- **Artikel**

Interview

Rinus Van de Velde: 'De grootste reiziger zet geen voet buiten'

Kurt Snoekx
© BRUZZ
16/02/2022
Updated: 16/02/2022 18.32u

De grootste reiziger is de reiziger die geen voet buitenzet. Daarom vroeg Europalia Rinus Van de Velde om vanuit zijn atelier een grote solotentoonstelling te vullen met reisverslagen uit zijn heerlijk gepatineerde dromen. Een dooltocht naar de woelige binnenkant van een zelfverklaarde sofareiziger.

RINUS VAN DE VELDE

Geboren in Leuven in 1983

Wil gitarist, skater, pingponger, lowlife... worden, maar vindt uiteindelijk de mogelijkheid tot dromen in het tekenen

Studeert beeldhouwkunst aan Sint-Lucas Antwerpen (2002-2006) en een postgraduaat aan het HISK in Gent (2009-2011)

Stelt solo tentoon in het SMAK: in William Crowder, 40 years of sculpture (2008) verbeeldt hij leven en werk van een fictieve Amerikaanse beeldhouwer

Belandt met zijn monumentale houtskooltekeningen en waanzinnige decors, waarin hij zichzelf portretteert, meteen na zijn studies bij Tim Van Laere Gallery

Stelt overal ter wereld tentoon, maar keert terug naar België met Inner travels voor Europalia

“Hier stopt het beeld, tot hier gaat de illusie.” Rinus Van de Velde sluit een rondleiding in Bozar af met woorden over de begrenzing van zijn tekeningen met het kenmerkende witte kader, maar hij had het net zo goed kunnen hebben over wat kunst vermag, zijn werk in het bijzonder. Inner travels, de solotentoonstelling die door Europalia twee jaar geleden als idee in zijn hoofd is geplant, is nog in volle opbouw, maar de “bom potentie” van toen valt stilaan in een onweerstaanbare plooi.

Struinen door al die mogelijkheden doe je weerloos, met open mond laverend tussen beeld en context, illusie en werkelijkheid, verbeelding en vallen. Tussen het bootje van de plein-airist en het zelfportret van de rokende sofareiziger, tussen artistieke landschappen verbeeld in keramische, op de beeldtaal van Pingu geïnspireerde asbakken en het elf jaar oude, eeuwig schuchtere vosje dat in houtskool op papier het abstract expressionisme doet kantelen. Tussen een immense, van knoppen en hendels voorziene machine die uiteindelijk één rode ballon opblaast en de droom die maakt dat we de kink in de kabel – de ballonnen blazende assistent verstopt in die zinloze machinerie – niet willen zien. Tussen de eindigheid van het beeld en de drang de illusie daarvoorbij te smokkelen.

- **Aangeleverde records**
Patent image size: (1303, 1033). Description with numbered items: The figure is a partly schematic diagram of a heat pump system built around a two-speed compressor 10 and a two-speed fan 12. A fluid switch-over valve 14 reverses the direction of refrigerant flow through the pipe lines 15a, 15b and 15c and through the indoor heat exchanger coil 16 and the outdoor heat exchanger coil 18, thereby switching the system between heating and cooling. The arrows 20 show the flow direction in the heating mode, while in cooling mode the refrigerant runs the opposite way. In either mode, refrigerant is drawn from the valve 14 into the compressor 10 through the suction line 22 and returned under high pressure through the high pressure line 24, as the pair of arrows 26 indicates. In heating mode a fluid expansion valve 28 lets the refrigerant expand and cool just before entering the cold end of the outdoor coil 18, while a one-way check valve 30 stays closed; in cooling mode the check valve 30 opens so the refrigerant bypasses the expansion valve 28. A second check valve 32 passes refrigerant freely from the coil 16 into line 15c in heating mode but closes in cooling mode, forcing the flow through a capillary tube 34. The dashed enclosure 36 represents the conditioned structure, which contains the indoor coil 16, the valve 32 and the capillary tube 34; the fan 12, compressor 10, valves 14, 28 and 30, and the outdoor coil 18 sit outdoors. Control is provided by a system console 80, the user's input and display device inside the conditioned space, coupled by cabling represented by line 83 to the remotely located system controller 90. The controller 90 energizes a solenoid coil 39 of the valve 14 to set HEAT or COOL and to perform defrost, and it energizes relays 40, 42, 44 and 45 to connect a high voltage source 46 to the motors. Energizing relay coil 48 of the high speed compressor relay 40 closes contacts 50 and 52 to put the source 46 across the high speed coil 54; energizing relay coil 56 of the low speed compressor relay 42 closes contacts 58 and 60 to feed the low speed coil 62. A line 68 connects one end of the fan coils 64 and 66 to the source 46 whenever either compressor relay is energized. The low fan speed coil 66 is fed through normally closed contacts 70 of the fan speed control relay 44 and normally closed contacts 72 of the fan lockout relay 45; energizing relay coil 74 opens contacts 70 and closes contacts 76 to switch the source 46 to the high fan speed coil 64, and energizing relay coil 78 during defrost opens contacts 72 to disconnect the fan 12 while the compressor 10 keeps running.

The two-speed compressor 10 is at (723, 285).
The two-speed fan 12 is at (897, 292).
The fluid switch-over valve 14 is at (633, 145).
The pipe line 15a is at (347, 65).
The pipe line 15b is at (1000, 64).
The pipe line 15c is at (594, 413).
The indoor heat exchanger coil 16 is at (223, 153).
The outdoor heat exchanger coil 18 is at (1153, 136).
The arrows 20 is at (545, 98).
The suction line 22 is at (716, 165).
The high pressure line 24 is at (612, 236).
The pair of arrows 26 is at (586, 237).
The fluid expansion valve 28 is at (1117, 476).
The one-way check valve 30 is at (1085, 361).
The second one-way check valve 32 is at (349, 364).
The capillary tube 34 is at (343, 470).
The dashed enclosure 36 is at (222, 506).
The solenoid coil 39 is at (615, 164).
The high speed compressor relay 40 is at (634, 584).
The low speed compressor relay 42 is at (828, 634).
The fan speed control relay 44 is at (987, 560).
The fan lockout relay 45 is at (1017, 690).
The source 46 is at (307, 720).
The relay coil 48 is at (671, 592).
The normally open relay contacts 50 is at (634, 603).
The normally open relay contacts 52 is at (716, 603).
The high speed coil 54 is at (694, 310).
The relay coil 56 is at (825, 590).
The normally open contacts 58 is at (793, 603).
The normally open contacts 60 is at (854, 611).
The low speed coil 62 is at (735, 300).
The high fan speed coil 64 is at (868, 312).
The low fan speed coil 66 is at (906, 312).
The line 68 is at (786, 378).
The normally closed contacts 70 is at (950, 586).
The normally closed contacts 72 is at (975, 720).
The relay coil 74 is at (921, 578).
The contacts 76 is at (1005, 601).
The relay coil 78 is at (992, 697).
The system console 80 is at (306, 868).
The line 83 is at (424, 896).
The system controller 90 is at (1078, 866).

- **Opdrachtdoel**
Waar studeerde Rinus Van de Velde volgens het artikel over hem beeldhouwkunst? De records zijn afkomstig uit een andere bron dan het artikel.

- **Het antwoord**
Aan Sint-Lucas Antwerpen, van 2002 tot 2006.